◆ **Task directions**
Extract every line of the data below without changing a single character, and leave the pictures out of your answer.

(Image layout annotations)
--- Start ---

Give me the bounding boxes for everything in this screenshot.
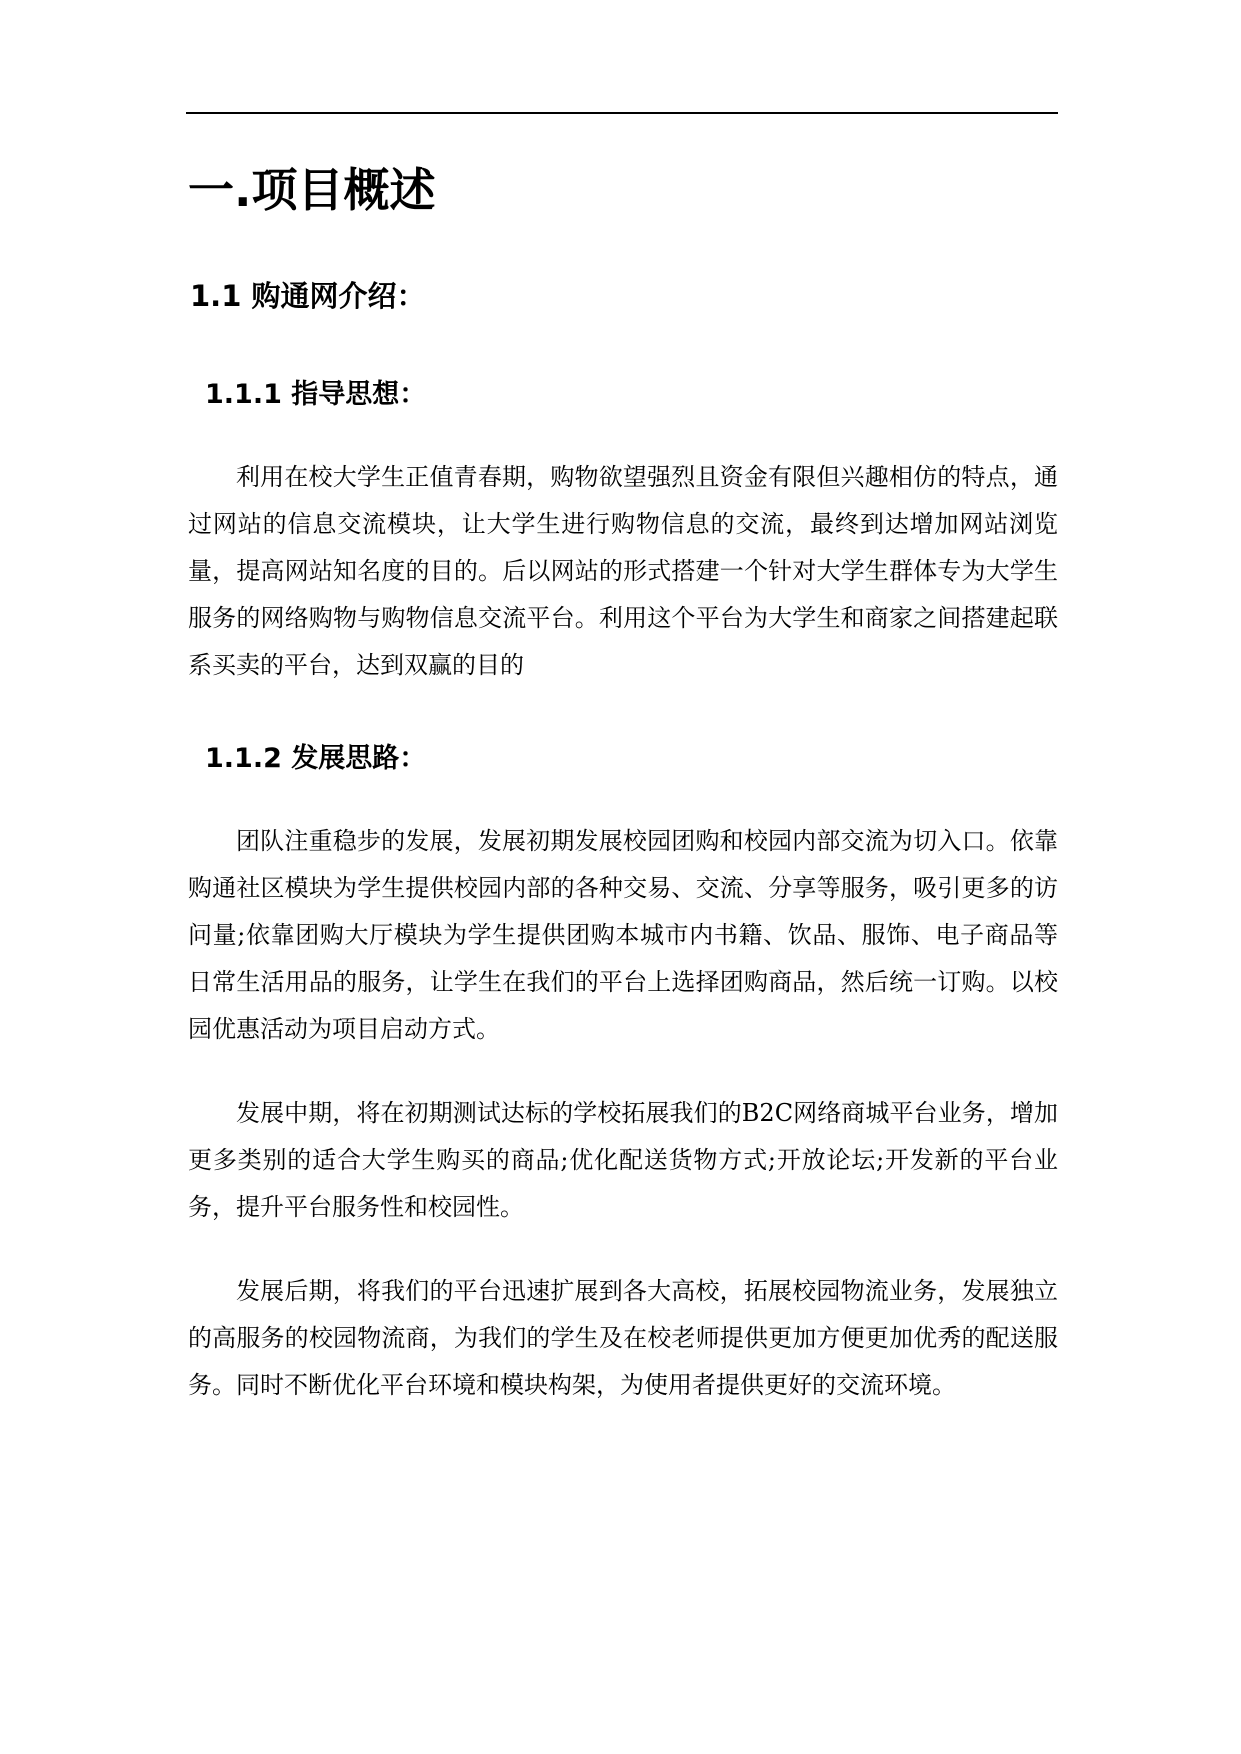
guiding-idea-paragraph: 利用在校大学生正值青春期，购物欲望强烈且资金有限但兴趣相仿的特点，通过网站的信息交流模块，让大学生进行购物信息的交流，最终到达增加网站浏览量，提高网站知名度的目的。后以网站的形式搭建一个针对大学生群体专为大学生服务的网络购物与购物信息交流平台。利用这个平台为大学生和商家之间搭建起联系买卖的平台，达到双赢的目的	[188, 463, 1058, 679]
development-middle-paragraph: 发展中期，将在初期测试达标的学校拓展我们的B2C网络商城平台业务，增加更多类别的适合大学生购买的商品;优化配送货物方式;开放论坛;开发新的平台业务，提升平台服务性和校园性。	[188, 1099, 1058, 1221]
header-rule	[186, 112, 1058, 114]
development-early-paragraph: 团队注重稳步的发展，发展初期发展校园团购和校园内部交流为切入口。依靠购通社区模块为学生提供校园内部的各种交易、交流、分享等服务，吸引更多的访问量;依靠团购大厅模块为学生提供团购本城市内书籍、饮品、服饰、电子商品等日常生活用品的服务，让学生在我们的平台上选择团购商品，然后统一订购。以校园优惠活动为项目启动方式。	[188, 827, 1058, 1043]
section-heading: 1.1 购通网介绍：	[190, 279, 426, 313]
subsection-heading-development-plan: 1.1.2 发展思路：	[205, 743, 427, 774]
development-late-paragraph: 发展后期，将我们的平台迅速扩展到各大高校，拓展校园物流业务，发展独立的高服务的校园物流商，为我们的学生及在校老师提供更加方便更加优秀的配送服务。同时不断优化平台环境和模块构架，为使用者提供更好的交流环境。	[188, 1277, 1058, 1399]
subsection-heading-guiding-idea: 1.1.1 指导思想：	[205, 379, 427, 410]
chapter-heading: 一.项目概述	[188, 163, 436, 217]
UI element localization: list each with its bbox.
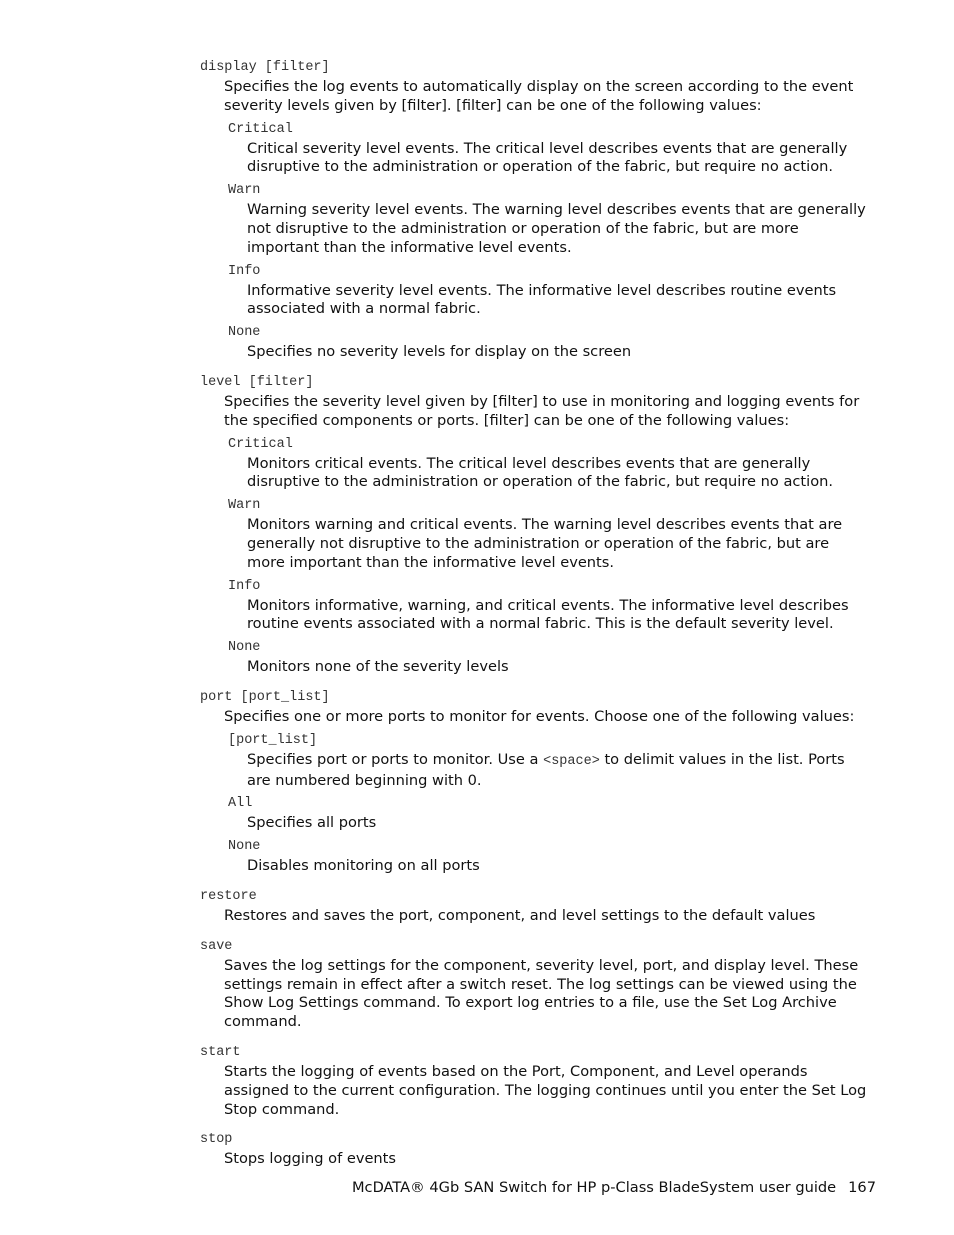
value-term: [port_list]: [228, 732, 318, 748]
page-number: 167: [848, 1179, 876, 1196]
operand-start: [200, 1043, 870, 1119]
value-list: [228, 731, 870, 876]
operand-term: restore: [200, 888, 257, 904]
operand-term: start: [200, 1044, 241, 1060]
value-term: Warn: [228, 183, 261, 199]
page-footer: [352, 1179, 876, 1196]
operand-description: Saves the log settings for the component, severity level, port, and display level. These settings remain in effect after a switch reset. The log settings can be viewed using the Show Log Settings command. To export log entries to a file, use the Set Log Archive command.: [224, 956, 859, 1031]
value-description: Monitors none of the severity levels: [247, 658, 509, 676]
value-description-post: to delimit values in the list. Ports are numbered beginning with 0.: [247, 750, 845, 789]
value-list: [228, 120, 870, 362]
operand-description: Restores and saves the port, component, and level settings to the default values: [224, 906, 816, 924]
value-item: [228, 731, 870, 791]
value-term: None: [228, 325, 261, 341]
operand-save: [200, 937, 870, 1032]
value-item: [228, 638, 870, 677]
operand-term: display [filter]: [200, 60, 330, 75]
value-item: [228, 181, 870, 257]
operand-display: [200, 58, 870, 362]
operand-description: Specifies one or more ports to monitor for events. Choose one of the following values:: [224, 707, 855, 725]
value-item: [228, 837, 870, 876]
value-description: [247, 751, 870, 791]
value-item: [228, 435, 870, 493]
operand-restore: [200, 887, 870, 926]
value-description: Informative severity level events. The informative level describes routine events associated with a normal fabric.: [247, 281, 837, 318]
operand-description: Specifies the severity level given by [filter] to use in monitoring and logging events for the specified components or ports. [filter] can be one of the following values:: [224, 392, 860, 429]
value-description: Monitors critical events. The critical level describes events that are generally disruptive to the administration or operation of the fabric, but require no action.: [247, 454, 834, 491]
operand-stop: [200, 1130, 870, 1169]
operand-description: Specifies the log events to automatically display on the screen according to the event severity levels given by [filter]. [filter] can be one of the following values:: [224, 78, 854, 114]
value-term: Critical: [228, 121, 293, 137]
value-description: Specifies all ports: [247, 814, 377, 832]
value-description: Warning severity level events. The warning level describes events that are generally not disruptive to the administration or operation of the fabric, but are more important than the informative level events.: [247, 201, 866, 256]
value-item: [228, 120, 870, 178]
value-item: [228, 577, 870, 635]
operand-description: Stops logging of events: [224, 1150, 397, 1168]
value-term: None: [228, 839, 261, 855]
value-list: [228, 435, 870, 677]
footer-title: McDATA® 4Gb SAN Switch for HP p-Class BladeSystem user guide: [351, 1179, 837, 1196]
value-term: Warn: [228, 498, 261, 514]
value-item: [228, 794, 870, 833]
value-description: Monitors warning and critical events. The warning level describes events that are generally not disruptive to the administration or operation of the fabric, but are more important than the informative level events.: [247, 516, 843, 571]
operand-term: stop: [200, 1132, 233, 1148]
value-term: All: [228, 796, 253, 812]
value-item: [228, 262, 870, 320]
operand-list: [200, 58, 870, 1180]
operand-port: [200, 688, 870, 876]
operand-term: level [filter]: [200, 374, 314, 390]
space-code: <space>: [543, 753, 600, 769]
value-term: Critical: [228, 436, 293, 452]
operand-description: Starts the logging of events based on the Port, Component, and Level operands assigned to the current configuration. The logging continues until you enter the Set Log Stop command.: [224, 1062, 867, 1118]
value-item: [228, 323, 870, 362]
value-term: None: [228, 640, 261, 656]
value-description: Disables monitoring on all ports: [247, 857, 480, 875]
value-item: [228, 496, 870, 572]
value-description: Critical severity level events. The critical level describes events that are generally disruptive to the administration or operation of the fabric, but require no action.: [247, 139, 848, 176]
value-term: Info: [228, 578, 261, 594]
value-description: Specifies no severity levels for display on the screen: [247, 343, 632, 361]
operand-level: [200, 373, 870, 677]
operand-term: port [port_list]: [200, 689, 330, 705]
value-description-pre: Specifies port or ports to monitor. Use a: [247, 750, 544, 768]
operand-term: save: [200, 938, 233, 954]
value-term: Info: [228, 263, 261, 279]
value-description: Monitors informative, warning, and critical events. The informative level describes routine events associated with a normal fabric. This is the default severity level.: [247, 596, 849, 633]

--- End ---

◆ **Solution**
Give me the bounding boxes for everything in this screenshot.
guiding-idea-paragraph: 利用在校大学生正值青春期，购物欲望强烈且资金有限但兴趣相仿的特点，通过网站的信息交流模块，让大学生进行购物信息的交流，最终到达增加网站浏览量，提高网站知名度的目的。后以网站的形式搭建一个针对大学生群体专为大学生服务的网络购物与购物信息交流平台。利用这个平台为大学生和商家之间搭建起联系买卖的平台，达到双赢的目的	[188, 463, 1058, 679]
development-middle-paragraph: 发展中期，将在初期测试达标的学校拓展我们的B2C网络商城平台业务，增加更多类别的适合大学生购买的商品;优化配送货物方式;开放论坛;开发新的平台业务，提升平台服务性和校园性。	[188, 1099, 1058, 1221]
header-rule	[186, 112, 1058, 114]
development-early-paragraph: 团队注重稳步的发展，发展初期发展校园团购和校园内部交流为切入口。依靠购通社区模块为学生提供校园内部的各种交易、交流、分享等服务，吸引更多的访问量;依靠团购大厅模块为学生提供团购本城市内书籍、饮品、服饰、电子商品等日常生活用品的服务，让学生在我们的平台上选择团购商品，然后统一订购。以校园优惠活动为项目启动方式。	[188, 827, 1058, 1043]
section-heading: 1.1 购通网介绍：	[190, 279, 426, 313]
subsection-heading-development-plan: 1.1.2 发展思路：	[205, 743, 427, 774]
development-late-paragraph: 发展后期，将我们的平台迅速扩展到各大高校，拓展校园物流业务，发展独立的高服务的校园物流商，为我们的学生及在校老师提供更加方便更加优秀的配送服务。同时不断优化平台环境和模块构架，为使用者提供更好的交流环境。	[188, 1277, 1058, 1399]
subsection-heading-guiding-idea: 1.1.1 指导思想：	[205, 379, 427, 410]
chapter-heading: 一.项目概述	[188, 163, 436, 217]
UI element localization: list each with its bbox.
value-term: [port_list]: [228, 732, 318, 748]
page-number: 167: [848, 1179, 876, 1196]
operand-start: [200, 1043, 870, 1119]
value-list: [228, 731, 870, 876]
operand-term: restore: [200, 888, 257, 904]
operand-term: start: [200, 1044, 241, 1060]
value-term: Warn: [228, 183, 261, 199]
page-footer: [352, 1179, 876, 1196]
operand-description: Saves the log settings for the component, severity level, port, and display level. These settings remain in effect after a switch reset. The log settings can be viewed using the Show Log Settings command. To export log entries to a file, use the Set Log Archive command.: [224, 956, 859, 1031]
value-description: Monitors none of the severity levels: [247, 658, 509, 676]
value-description-post: to delimit values in the list. Ports are numbered beginning with 0.: [247, 750, 845, 789]
value-list: [228, 120, 870, 362]
operand-description: Restores and saves the port, component, and level settings to the default values: [224, 906, 816, 924]
value-item: [228, 731, 870, 791]
value-term: None: [228, 325, 261, 341]
operand-save: [200, 937, 870, 1032]
value-item: [228, 638, 870, 677]
operand-term: display [filter]: [200, 60, 330, 75]
value-item: [228, 181, 870, 257]
operand-display: [200, 58, 870, 362]
operand-description: Specifies one or more ports to monitor for events. Choose one of the following values:: [224, 707, 855, 725]
value-item: [228, 837, 870, 876]
value-description: [247, 751, 870, 791]
value-item: [228, 435, 870, 493]
operand-restore: [200, 887, 870, 926]
value-description: Informative severity level events. The informative level describes routine events associated with a normal fabric.: [247, 281, 837, 318]
operand-description: Specifies the severity level given by [filter] to use in monitoring and logging events for the specified components or ports. [filter] can be one of the following values:: [224, 392, 860, 429]
value-description: Monitors critical events. The critical level describes events that are generally disruptive to the administration or operation of the fabric, but require no action.: [247, 454, 834, 491]
operand-stop: [200, 1130, 870, 1169]
operand-description: Specifies the log events to automatically display on the screen according to the event severity levels given by [filter]. [filter] can be one of the following values:: [224, 78, 854, 114]
value-term: Critical: [228, 121, 293, 137]
value-description: Specifies all ports: [247, 814, 377, 832]
value-description: Warning severity level events. The warning level describes events that are generally not disruptive to the administration or operation of the fabric, but are more important than the informative level events.: [247, 201, 866, 256]
value-item: [228, 120, 870, 178]
value-item: [228, 577, 870, 635]
operand-description: Stops logging of events: [224, 1150, 397, 1168]
value-term: None: [228, 839, 261, 855]
value-list: [228, 435, 870, 677]
footer-title: McDATA® 4Gb SAN Switch for HP p-Class BladeSystem user guide: [351, 1179, 837, 1196]
value-term: Warn: [228, 498, 261, 514]
value-item: [228, 794, 870, 833]
value-description: Monitors warning and critical events. The warning level describes events that are generally not disruptive to the administration or operation of the fabric, but are more important than the informative level events.: [247, 516, 843, 571]
operand-term: stop: [200, 1132, 233, 1148]
value-term: All: [228, 796, 253, 812]
value-item: [228, 262, 870, 320]
operand-list: [200, 58, 870, 1180]
operand-port: [200, 688, 870, 876]
operand-term: level [filter]: [200, 374, 314, 390]
space-code: <space>: [543, 753, 600, 769]
value-term: Critical: [228, 436, 293, 452]
operand-description: Starts the logging of events based on the Port, Component, and Level operands assigned to the current configuration. The logging continues until you enter the Set Log Stop command.: [224, 1062, 867, 1118]
value-item: [228, 323, 870, 362]
value-term: None: [228, 640, 261, 656]
value-description: Disables monitoring on all ports: [247, 857, 480, 875]
value-item: [228, 496, 870, 572]
value-description: Critical severity level events. The critical level describes events that are generally disruptive to the administration or operation of the fabric, but require no action.: [247, 139, 848, 176]
value-term: Info: [228, 578, 261, 594]
value-description: Specifies no severity levels for display on the screen: [247, 343, 632, 361]
operand-level: [200, 373, 870, 677]
operand-term: port [port_list]: [200, 689, 330, 705]
value-description-pre: Specifies port or ports to monitor. Use a: [247, 750, 544, 768]
operand-term: save: [200, 938, 233, 954]
value-term: Info: [228, 263, 261, 279]
value-description: Monitors informative, warning, and critical events. The informative level describes routine events associated with a normal fabric. This is the default severity level.: [247, 596, 849, 633]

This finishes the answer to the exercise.